▶ **Supplied data**
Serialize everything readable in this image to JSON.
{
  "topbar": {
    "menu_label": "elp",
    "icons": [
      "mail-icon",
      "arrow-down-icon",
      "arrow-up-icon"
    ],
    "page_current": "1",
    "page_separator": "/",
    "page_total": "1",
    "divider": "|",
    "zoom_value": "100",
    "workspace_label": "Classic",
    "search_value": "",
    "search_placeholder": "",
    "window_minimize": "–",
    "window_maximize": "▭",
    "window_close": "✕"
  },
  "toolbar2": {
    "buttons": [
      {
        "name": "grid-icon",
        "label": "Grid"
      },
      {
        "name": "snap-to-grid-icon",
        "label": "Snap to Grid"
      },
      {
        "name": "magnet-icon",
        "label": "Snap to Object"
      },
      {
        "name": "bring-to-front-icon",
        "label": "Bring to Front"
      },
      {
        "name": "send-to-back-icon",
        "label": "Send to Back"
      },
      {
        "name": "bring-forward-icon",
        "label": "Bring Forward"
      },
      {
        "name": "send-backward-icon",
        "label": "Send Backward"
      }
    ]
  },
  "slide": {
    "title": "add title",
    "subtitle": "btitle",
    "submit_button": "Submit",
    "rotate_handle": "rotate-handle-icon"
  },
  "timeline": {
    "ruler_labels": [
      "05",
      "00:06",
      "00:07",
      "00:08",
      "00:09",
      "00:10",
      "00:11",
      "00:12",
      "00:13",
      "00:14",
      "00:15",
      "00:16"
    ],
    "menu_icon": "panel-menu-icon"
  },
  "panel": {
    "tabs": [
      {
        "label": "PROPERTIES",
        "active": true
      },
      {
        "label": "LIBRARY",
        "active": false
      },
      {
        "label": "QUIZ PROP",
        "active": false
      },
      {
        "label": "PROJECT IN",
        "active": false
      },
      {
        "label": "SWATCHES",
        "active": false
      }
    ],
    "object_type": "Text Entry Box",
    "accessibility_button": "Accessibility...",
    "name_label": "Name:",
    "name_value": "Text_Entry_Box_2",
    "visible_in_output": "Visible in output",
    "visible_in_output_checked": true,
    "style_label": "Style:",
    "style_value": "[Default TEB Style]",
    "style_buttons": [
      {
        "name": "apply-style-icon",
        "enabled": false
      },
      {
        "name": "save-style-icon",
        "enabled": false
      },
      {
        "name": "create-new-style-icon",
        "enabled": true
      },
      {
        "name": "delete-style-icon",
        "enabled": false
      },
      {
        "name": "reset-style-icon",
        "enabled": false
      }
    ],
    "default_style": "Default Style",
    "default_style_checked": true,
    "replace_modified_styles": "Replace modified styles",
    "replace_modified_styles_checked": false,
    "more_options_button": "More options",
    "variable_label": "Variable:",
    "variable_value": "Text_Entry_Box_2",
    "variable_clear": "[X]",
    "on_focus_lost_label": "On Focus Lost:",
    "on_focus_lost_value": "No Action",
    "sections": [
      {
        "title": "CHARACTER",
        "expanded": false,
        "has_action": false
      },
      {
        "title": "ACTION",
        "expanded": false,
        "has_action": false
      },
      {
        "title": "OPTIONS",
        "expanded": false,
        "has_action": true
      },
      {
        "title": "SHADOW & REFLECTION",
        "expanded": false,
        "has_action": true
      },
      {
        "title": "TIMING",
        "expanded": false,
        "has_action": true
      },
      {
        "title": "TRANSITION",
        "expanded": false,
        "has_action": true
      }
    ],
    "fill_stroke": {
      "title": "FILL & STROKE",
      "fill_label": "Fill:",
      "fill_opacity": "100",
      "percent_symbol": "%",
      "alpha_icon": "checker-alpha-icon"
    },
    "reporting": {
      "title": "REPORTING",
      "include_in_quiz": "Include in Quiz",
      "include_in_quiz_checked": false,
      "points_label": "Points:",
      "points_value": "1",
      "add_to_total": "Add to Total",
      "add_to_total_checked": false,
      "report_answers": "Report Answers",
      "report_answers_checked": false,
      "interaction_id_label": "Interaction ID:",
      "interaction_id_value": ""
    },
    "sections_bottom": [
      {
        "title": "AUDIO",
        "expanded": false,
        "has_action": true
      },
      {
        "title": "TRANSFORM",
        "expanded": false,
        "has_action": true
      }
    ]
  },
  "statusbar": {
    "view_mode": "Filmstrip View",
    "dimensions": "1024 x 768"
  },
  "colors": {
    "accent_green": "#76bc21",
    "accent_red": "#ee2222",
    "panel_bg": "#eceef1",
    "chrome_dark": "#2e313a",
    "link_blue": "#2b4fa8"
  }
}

▶ **Problem to work on**
The listing above must be transcribed exactly, line by line.

▶ **Task result**
Serialize everything readable in this image to JSON.
{
  "topbar": {
    "menu_label": "elp",
    "icons": [
      "mail-icon",
      "arrow-down-icon",
      "arrow-up-icon"
    ],
    "page_current": "1",
    "page_separator": "/",
    "page_total": "1",
    "divider": "|",
    "zoom_value": "100",
    "workspace_label": "Classic",
    "search_value": "",
    "search_placeholder": "",
    "window_minimize": "–",
    "window_maximize": "▭",
    "window_close": "✕"
  },
  "toolbar2": {
    "buttons": [
      {
        "name": "grid-icon",
        "label": "Grid"
      },
      {
        "name": "snap-to-grid-icon",
        "label": "Snap to Grid"
      },
      {
        "name": "magnet-icon",
        "label": "Snap to Object"
      },
      {
        "name": "bring-to-front-icon",
        "label": "Bring to Front"
      },
      {
        "name": "send-to-back-icon",
        "label": "Send to Back"
      },
      {
        "name": "bring-forward-icon",
        "label": "Bring Forward"
      },
      {
        "name": "send-backward-icon",
        "label": "Send Backward"
      }
    ]
  },
  "slide": {
    "title": "add title",
    "subtitle": "btitle",
    "submit_button": "Submit",
    "rotate_handle": "rotate-handle-icon"
  },
  "timeline": {
    "ruler_labels": [
      "05",
      "00:06",
      "00:07",
      "00:08",
      "00:09",
      "00:10",
      "00:11",
      "00:12",
      "00:13",
      "00:14",
      "00:15",
      "00:16"
    ],
    "menu_icon": "panel-menu-icon"
  },
  "panel": {
    "tabs": [
      {
        "label": "PROPERTIES",
        "active": true
      },
      {
        "label": "LIBRARY",
        "active": false
      },
      {
        "label": "QUIZ PROP",
        "active": false
      },
      {
        "label": "PROJECT IN",
        "active": false
      },
      {
        "label": "SWATCHES",
        "active": false
      }
    ],
    "object_type": "Text Entry Box",
    "accessibility_button": "Accessibility...",
    "name_label": "Name:",
    "name_value": "Text_Entry_Box_2",
    "visible_in_output": "Visible in output",
    "visible_in_output_checked": true,
    "style_label": "Style:",
    "style_value": "[Default TEB Style]",
    "style_buttons": [
      {
        "name": "apply-style-icon",
        "enabled": false
      },
      {
        "name": "save-style-icon",
        "enabled": false
      },
      {
        "name": "create-new-style-icon",
        "enabled": true
      },
      {
        "name": "delete-style-icon",
        "enabled": false
      },
      {
        "name": "reset-style-icon",
        "enabled": false
      }
    ],
    "default_style": "Default Style",
    "default_style_checked": true,
    "replace_modified_styles": "Replace modified styles",
    "replace_modified_styles_checked": false,
    "more_options_button": "More options",
    "variable_label": "Variable:",
    "variable_value": "Text_Entry_Box_2",
    "variable_clear": "[X]",
    "on_focus_lost_label": "On Focus Lost:",
    "on_focus_lost_value": "No Action",
    "sections": [
      {
        "title": "CHARACTER",
        "expanded": false,
        "has_action": false
      },
      {
        "title": "ACTION",
        "expanded": false,
        "has_action": false
      },
      {
        "title": "OPTIONS",
        "expanded": false,
        "has_action": true
      },
      {
        "title": "SHADOW & REFLECTION",
        "expanded": false,
        "has_action": true
      },
      {
        "title": "TIMING",
        "expanded": false,
        "has_action": true
      },
      {
        "title": "TRANSITION",
        "expanded": false,
        "has_action": true
      }
    ],
    "fill_stroke": {
      "title": "FILL & STROKE",
      "fill_label": "Fill:",
      "fill_opacity": "100",
      "percent_symbol": "%",
      "alpha_icon": "checker-alpha-icon"
    },
    "reporting": {
      "title": "REPORTING",
      "include_in_quiz": "Include in Quiz",
      "include_in_quiz_checked": false,
      "points_label": "Points:",
      "points_value": "1",
      "add_to_total": "Add to Total",
      "add_to_total_checked": false,
      "report_answers": "Report Answers",
      "report_answers_checked": false,
      "interaction_id_label": "Interaction ID:",
      "interaction_id_value": ""
    },
    "sections_bottom": [
      {
        "title": "AUDIO",
        "expanded": false,
        "has_action": true
      },
      {
        "title": "TRANSFORM",
        "expanded": false,
        "has_action": true
      }
    ]
  },
  "statusbar": {
    "view_mode": "Filmstrip View",
    "dimensions": "1024 x 768"
  },
  "colors": {
    "accent_green": "#76bc21",
    "accent_red": "#ee2222",
    "panel_bg": "#eceef1",
    "chrome_dark": "#2e313a",
    "link_blue": "#2b4fa8"
  }
}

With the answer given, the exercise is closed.